▸ Exercise task
The records that follow must be repeated verbatim, every one of them.

Data records
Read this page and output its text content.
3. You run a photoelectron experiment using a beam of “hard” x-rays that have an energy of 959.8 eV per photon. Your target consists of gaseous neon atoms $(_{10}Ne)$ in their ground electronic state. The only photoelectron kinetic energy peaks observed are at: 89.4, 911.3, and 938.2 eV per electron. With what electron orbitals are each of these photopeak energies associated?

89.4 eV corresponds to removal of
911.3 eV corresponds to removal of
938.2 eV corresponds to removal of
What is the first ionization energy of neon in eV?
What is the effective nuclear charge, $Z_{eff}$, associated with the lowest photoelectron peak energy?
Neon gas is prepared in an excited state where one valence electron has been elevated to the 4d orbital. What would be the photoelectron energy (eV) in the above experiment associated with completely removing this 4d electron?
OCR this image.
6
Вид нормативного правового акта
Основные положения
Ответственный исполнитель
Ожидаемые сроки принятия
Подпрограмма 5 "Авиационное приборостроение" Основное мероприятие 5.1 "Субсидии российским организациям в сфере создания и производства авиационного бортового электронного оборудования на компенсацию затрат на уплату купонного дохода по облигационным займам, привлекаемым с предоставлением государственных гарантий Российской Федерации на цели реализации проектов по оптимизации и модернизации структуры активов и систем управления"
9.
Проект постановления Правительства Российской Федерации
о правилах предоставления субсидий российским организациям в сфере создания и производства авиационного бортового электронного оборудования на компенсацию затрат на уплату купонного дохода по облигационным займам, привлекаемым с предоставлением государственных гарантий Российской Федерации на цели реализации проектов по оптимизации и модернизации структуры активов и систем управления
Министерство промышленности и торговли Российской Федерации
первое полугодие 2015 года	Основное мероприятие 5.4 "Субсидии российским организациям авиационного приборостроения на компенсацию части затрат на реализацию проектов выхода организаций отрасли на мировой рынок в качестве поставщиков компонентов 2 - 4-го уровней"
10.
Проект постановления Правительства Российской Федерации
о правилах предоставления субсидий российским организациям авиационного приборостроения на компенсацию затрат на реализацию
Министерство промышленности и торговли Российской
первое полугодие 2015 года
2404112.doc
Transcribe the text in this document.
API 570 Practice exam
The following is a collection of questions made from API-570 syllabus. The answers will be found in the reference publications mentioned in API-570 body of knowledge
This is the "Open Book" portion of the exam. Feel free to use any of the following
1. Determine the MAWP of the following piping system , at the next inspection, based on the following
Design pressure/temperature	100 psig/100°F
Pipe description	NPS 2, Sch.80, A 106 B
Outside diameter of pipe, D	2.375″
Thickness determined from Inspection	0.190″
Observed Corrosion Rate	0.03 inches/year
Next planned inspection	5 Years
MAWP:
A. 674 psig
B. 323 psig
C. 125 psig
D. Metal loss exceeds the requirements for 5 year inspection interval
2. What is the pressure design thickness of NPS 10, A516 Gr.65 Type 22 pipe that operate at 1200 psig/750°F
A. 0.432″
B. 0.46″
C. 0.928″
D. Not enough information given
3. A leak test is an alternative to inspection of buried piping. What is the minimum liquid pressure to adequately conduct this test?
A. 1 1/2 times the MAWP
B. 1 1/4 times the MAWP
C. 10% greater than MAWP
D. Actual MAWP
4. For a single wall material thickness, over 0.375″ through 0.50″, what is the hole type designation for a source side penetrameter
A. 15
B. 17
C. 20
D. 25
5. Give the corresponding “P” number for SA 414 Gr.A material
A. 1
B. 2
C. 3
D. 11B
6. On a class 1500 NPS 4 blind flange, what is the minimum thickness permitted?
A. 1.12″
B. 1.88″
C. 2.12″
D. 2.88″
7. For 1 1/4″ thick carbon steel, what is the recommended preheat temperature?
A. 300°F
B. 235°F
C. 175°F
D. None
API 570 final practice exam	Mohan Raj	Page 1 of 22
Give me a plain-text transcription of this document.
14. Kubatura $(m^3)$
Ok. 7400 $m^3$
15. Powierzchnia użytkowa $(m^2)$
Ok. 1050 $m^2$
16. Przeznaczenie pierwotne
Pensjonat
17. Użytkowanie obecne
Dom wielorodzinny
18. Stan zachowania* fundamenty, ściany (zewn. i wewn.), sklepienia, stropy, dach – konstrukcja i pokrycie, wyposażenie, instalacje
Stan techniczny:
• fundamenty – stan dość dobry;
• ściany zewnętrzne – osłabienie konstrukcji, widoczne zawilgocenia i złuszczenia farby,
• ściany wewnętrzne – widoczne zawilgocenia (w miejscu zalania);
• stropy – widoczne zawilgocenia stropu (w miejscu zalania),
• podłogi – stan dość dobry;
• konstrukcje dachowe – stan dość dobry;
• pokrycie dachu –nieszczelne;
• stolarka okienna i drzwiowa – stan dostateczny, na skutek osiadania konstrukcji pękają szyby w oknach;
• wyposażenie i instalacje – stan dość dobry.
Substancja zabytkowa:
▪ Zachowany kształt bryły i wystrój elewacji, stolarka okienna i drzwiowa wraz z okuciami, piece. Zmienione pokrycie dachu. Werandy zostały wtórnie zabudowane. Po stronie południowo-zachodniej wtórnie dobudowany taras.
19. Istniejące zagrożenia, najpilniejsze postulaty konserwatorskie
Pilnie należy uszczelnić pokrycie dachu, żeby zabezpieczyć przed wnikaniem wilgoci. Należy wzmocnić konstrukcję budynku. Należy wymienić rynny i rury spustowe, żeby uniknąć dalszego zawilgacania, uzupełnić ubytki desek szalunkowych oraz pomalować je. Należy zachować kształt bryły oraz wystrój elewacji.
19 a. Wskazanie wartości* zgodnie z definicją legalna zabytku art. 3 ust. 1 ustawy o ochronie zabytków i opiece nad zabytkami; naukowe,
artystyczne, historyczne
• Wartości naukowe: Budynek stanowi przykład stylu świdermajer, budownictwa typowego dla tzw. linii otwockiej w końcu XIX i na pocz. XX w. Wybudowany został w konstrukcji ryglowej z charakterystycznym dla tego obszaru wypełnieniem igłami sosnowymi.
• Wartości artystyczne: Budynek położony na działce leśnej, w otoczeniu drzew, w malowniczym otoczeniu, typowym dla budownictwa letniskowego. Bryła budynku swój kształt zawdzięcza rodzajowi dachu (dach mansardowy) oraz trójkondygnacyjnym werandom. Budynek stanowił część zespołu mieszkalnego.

▸ In response
Read this page and output its text content.
3. You run a photoelectron experiment using a beam of “hard” x-rays that have an energy of 959.8 eV per photon. Your target consists of gaseous neon atoms $(_{10}Ne)$ in their ground electronic state. The only photoelectron kinetic energy peaks observed are at: 89.4, 911.3, and 938.2 eV per electron. With what electron orbitals are each of these photopeak energies associated?

89.4 eV corresponds to removal of
911.3 eV corresponds to removal of
938.2 eV corresponds to removal of
What is the first ionization energy of neon in eV?
What is the effective nuclear charge, $Z_{eff}$, associated with the lowest photoelectron peak energy?
Neon gas is prepared in an excited state where one valence electron has been elevated to the 4d orbital. What would be the photoelectron energy (eV) in the above experiment associated with completely removing this 4d electron?
OCR this image.
6
Вид нормативного правового акта
Основные положения
Ответственный исполнитель
Ожидаемые сроки принятия
Подпрограмма 5 "Авиационное приборостроение" Основное мероприятие 5.1 "Субсидии российским организациям в сфере создания и производства авиационного бортового электронного оборудования на компенсацию затрат на уплату купонного дохода по облигационным займам, привлекаемым с предоставлением государственных гарантий Российской Федерации на цели реализации проектов по оптимизации и модернизации структуры активов и систем управления"
9.
Проект постановления Правительства Российской Федерации
о правилах предоставления субсидий российским организациям в сфере создания и производства авиационного бортового электронного оборудования на компенсацию затрат на уплату купонного дохода по облигационным займам, привлекаемым с предоставлением государственных гарантий Российской Федерации на цели реализации проектов по оптимизации и модернизации структуры активов и систем управления
Министерство промышленности и торговли Российской Федерации
первое полугодие 2015 года	Основное мероприятие 5.4 "Субсидии российским организациям авиационного приборостроения на компенсацию части затрат на реализацию проектов выхода организаций отрасли на мировой рынок в качестве поставщиков компонентов 2 - 4-го уровней"
10.
Проект постановления Правительства Российской Федерации
о правилах предоставления субсидий российским организациям авиационного приборостроения на компенсацию затрат на реализацию
Министерство промышленности и торговли Российской
первое полугодие 2015 года
2404112.doc
Transcribe the text in this document.
API 570 Practice exam
The following is a collection of questions made from API-570 syllabus. The answers will be found in the reference publications mentioned in API-570 body of knowledge
This is the "Open Book" portion of the exam. Feel free to use any of the following
1. Determine the MAWP of the following piping system , at the next inspection, based on the following
Design pressure/temperature	100 psig/100°F
Pipe description	NPS 2, Sch.80, A 106 B
Outside diameter of pipe, D	2.375″
Thickness determined from Inspection	0.190″
Observed Corrosion Rate	0.03 inches/year
Next planned inspection	5 Years
MAWP:
A. 674 psig
B. 323 psig
C. 125 psig
D. Metal loss exceeds the requirements for 5 year inspection interval
2. What is the pressure design thickness of NPS 10, A516 Gr.65 Type 22 pipe that operate at 1200 psig/750°F
A. 0.432″
B. 0.46″
C. 0.928″
D. Not enough information given
3. A leak test is an alternative to inspection of buried piping. What is the minimum liquid pressure to adequately conduct this test?
A. 1 1/2 times the MAWP
B. 1 1/4 times the MAWP
C. 10% greater than MAWP
D. Actual MAWP
4. For a single wall material thickness, over 0.375″ through 0.50″, what is the hole type designation for a source side penetrameter
A. 15
B. 17
C. 20
D. 25
5. Give the corresponding “P” number for SA 414 Gr.A material
A. 1
B. 2
C. 3
D. 11B
6. On a class 1500 NPS 4 blind flange, what is the minimum thickness permitted?
A. 1.12″
B. 1.88″
C. 2.12″
D. 2.88″
7. For 1 1/4″ thick carbon steel, what is the recommended preheat temperature?
A. 300°F
B. 235°F
C. 175°F
D. None
API 570 final practice exam	Mohan Raj	Page 1 of 22
Give me a plain-text transcription of this document.
14. Kubatura $(m^3)$
Ok. 7400 $m^3$
15. Powierzchnia użytkowa $(m^2)$
Ok. 1050 $m^2$
16. Przeznaczenie pierwotne
Pensjonat
17. Użytkowanie obecne
Dom wielorodzinny
18. Stan zachowania* fundamenty, ściany (zewn. i wewn.), sklepienia, stropy, dach – konstrukcja i pokrycie, wyposażenie, instalacje
Stan techniczny:
• fundamenty – stan dość dobry;
• ściany zewnętrzne – osłabienie konstrukcji, widoczne zawilgocenia i złuszczenia farby,
• ściany wewnętrzne – widoczne zawilgocenia (w miejscu zalania);
• stropy – widoczne zawilgocenia stropu (w miejscu zalania),
• podłogi – stan dość dobry;
• konstrukcje dachowe – stan dość dobry;
• pokrycie dachu –nieszczelne;
• stolarka okienna i drzwiowa – stan dostateczny, na skutek osiadania konstrukcji pękają szyby w oknach;
• wyposażenie i instalacje – stan dość dobry.
Substancja zabytkowa:
▪ Zachowany kształt bryły i wystrój elewacji, stolarka okienna i drzwiowa wraz z okuciami, piece. Zmienione pokrycie dachu. Werandy zostały wtórnie zabudowane. Po stronie południowo-zachodniej wtórnie dobudowany taras.
19. Istniejące zagrożenia, najpilniejsze postulaty konserwatorskie
Pilnie należy uszczelnić pokrycie dachu, żeby zabezpieczyć przed wnikaniem wilgoci. Należy wzmocnić konstrukcję budynku. Należy wymienić rynny i rury spustowe, żeby uniknąć dalszego zawilgacania, uzupełnić ubytki desek szalunkowych oraz pomalować je. Należy zachować kształt bryły oraz wystrój elewacji.
19 a. Wskazanie wartości* zgodnie z definicją legalna zabytku art. 3 ust. 1 ustawy o ochronie zabytków i opiece nad zabytkami; naukowe,
artystyczne, historyczne
• Wartości naukowe: Budynek stanowi przykład stylu świdermajer, budownictwa typowego dla tzw. linii otwockiej w końcu XIX i na pocz. XX w. Wybudowany został w konstrukcji ryglowej z charakterystycznym dla tego obszaru wypełnieniem igłami sosnowymi.
• Wartości artystyczne: Budynek położony na działce leśnej, w otoczeniu drzew, w malowniczym otoczeniu, typowym dla budownictwa letniskowego. Bryła budynku swój kształt zawdzięcza rodzajowi dachu (dach mansardowy) oraz trójkondygnacyjnym werandom. Budynek stanowił część zespołu mieszkalnego.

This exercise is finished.